-- Set exercise --
Write out the records below once more, exactly as they stand.

-- Recorded data --
>> start

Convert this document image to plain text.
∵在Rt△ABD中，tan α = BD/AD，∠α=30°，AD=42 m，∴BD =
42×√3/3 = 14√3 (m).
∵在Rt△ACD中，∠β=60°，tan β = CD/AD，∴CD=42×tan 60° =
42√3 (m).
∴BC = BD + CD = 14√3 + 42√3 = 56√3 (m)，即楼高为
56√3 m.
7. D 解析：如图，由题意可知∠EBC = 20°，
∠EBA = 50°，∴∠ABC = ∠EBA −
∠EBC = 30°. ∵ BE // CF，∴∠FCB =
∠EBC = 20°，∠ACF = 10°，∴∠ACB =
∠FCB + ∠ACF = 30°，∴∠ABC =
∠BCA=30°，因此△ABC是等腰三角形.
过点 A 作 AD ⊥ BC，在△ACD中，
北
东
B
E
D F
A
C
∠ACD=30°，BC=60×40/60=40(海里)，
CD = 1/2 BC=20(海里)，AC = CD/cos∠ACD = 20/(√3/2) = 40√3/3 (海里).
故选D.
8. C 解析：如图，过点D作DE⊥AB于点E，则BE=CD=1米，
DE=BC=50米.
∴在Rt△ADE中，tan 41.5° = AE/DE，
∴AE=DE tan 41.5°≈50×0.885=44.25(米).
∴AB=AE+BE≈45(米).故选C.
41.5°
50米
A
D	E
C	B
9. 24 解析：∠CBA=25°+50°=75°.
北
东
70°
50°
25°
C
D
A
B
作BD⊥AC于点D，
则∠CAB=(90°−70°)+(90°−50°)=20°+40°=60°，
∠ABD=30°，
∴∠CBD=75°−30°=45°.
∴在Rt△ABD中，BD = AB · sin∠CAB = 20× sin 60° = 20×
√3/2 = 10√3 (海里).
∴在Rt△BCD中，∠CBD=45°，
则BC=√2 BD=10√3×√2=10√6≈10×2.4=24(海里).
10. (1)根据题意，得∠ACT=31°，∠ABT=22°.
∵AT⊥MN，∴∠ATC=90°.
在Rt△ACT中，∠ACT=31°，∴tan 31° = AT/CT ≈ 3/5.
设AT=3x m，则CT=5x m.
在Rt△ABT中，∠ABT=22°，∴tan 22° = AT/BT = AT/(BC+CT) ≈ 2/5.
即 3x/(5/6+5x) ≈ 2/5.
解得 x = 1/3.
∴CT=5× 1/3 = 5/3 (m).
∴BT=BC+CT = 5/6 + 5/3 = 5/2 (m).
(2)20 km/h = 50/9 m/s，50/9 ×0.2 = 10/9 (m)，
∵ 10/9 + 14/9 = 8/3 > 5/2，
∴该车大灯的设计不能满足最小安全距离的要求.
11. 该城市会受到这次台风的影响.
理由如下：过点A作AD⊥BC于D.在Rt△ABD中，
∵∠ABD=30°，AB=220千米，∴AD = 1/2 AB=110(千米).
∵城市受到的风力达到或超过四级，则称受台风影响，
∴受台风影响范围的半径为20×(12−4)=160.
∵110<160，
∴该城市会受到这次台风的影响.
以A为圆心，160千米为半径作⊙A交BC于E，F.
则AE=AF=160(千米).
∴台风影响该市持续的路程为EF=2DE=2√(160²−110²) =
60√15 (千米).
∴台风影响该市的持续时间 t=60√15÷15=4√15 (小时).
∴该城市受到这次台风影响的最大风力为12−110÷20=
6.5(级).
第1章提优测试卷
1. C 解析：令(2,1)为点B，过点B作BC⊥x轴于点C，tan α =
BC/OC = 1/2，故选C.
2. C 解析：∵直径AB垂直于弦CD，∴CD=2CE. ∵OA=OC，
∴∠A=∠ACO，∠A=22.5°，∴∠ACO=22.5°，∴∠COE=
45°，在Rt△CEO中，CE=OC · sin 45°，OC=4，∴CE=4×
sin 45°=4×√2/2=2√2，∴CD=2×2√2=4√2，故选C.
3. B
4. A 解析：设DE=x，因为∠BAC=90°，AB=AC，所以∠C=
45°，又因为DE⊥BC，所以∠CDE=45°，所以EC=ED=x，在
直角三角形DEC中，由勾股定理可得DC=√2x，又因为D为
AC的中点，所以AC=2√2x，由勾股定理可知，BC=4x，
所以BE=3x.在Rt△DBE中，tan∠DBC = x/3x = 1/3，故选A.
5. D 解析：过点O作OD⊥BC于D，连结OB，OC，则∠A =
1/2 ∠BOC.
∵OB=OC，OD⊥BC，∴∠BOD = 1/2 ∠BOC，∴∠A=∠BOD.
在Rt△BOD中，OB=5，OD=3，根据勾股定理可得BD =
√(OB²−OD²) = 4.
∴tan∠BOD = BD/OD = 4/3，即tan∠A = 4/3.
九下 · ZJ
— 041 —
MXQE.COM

>> end

-- Solution to the exercise --
Convert this document image to plain text.
∵在Rt△ABD中，tan α = BD/AD，∠α=30°，AD=42 m，∴BD =
42×√3/3 = 14√3 (m).
∵在Rt△ACD中，∠β=60°，tan β = CD/AD，∴CD=42×tan 60° =
42√3 (m).
∴BC = BD + CD = 14√3 + 42√3 = 56√3 (m)，即楼高为
56√3 m.
7. D 解析：如图，由题意可知∠EBC = 20°，
∠EBA = 50°，∴∠ABC = ∠EBA −
∠EBC = 30°. ∵ BE // CF，∴∠FCB =
∠EBC = 20°，∠ACF = 10°，∴∠ACB =
∠FCB + ∠ACF = 30°，∴∠ABC =
∠BCA=30°，因此△ABC是等腰三角形.
过点 A 作 AD ⊥ BC，在△ACD中，
北
东
B
E
D F
A
C
∠ACD=30°，BC=60×40/60=40(海里)，
CD = 1/2 BC=20(海里)，AC = CD/cos∠ACD = 20/(√3/2) = 40√3/3 (海里).
故选D.
8. C 解析：如图，过点D作DE⊥AB于点E，则BE=CD=1米，
DE=BC=50米.
∴在Rt△ADE中，tan 41.5° = AE/DE，
∴AE=DE tan 41.5°≈50×0.885=44.25(米).
∴AB=AE+BE≈45(米).故选C.
41.5°
50米
A
D	E
C	B
9. 24 解析：∠CBA=25°+50°=75°.
北
东
70°
50°
25°
C
D
A
B
作BD⊥AC于点D，
则∠CAB=(90°−70°)+(90°−50°)=20°+40°=60°，
∠ABD=30°，
∴∠CBD=75°−30°=45°.
∴在Rt△ABD中，BD = AB · sin∠CAB = 20× sin 60° = 20×
√3/2 = 10√3 (海里).
∴在Rt△BCD中，∠CBD=45°，
则BC=√2 BD=10√3×√2=10√6≈10×2.4=24(海里).
10. (1)根据题意，得∠ACT=31°，∠ABT=22°.
∵AT⊥MN，∴∠ATC=90°.
在Rt△ACT中，∠ACT=31°，∴tan 31° = AT/CT ≈ 3/5.
设AT=3x m，则CT=5x m.
在Rt△ABT中，∠ABT=22°，∴tan 22° = AT/BT = AT/(BC+CT) ≈ 2/5.
即 3x/(5/6+5x) ≈ 2/5.
解得 x = 1/3.
∴CT=5× 1/3 = 5/3 (m).
∴BT=BC+CT = 5/6 + 5/3 = 5/2 (m).
(2)20 km/h = 50/9 m/s，50/9 ×0.2 = 10/9 (m)，
∵ 10/9 + 14/9 = 8/3 > 5/2，
∴该车大灯的设计不能满足最小安全距离的要求.
11. 该城市会受到这次台风的影响.
理由如下：过点A作AD⊥BC于D.在Rt△ABD中，
∵∠ABD=30°，AB=220千米，∴AD = 1/2 AB=110(千米).
∵城市受到的风力达到或超过四级，则称受台风影响，
∴受台风影响范围的半径为20×(12−4)=160.
∵110<160，
∴该城市会受到这次台风的影响.
以A为圆心，160千米为半径作⊙A交BC于E，F.
则AE=AF=160(千米).
∴台风影响该市持续的路程为EF=2DE=2√(160²−110²) =
60√15 (千米).
∴台风影响该市的持续时间 t=60√15÷15=4√15 (小时).
∴该城市受到这次台风影响的最大风力为12−110÷20=
6.5(级).
第1章提优测试卷
1. C 解析：令(2,1)为点B，过点B作BC⊥x轴于点C，tan α =
BC/OC = 1/2，故选C.
2. C 解析：∵直径AB垂直于弦CD，∴CD=2CE. ∵OA=OC，
∴∠A=∠ACO，∠A=22.5°，∴∠ACO=22.5°，∴∠COE=
45°，在Rt△CEO中，CE=OC · sin 45°，OC=4，∴CE=4×
sin 45°=4×√2/2=2√2，∴CD=2×2√2=4√2，故选C.
3. B
4. A 解析：设DE=x，因为∠BAC=90°，AB=AC，所以∠C=
45°，又因为DE⊥BC，所以∠CDE=45°，所以EC=ED=x，在
直角三角形DEC中，由勾股定理可得DC=√2x，又因为D为
AC的中点，所以AC=2√2x，由勾股定理可知，BC=4x，
所以BE=3x.在Rt△DBE中，tan∠DBC = x/3x = 1/3，故选A.
5. D 解析：过点O作OD⊥BC于D，连结OB，OC，则∠A =
1/2 ∠BOC.
∵OB=OC，OD⊥BC，∴∠BOD = 1/2 ∠BOC，∴∠A=∠BOD.
在Rt△BOD中，OB=5，OD=3，根据勾股定理可得BD =
√(OB²−OD²) = 4.
∴tan∠BOD = BD/OD = 4/3，即tan∠A = 4/3.
九下 · ZJ
— 041 —
MXQE.COM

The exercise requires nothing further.